### Data listing
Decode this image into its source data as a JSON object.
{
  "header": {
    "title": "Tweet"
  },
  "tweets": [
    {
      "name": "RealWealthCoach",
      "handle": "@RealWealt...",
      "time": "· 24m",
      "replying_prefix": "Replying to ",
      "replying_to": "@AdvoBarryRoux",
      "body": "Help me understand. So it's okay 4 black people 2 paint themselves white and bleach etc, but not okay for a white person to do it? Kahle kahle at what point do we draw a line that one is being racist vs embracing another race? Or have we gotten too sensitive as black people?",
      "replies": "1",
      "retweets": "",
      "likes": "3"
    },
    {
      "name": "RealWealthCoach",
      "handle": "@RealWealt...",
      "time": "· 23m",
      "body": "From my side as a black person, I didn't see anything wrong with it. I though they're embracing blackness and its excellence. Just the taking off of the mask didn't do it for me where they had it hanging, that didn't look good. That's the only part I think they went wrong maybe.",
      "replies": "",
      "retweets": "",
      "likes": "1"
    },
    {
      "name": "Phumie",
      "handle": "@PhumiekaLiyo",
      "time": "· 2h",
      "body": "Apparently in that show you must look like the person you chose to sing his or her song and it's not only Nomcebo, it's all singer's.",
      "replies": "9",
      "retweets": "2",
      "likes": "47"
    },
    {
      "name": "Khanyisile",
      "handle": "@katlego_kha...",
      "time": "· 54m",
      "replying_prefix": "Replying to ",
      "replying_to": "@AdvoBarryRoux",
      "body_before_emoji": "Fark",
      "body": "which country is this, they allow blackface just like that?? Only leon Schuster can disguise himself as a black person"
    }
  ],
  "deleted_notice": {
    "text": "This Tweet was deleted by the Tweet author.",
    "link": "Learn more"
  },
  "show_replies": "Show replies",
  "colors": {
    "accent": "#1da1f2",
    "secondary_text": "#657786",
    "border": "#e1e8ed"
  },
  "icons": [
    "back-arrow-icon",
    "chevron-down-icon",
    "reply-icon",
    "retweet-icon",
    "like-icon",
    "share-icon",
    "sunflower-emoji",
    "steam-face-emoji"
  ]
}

### Goal of the exercise
Scan the entries above and work out how many lines include the word "black"; the reply is that number alone.

### Answer to this task
3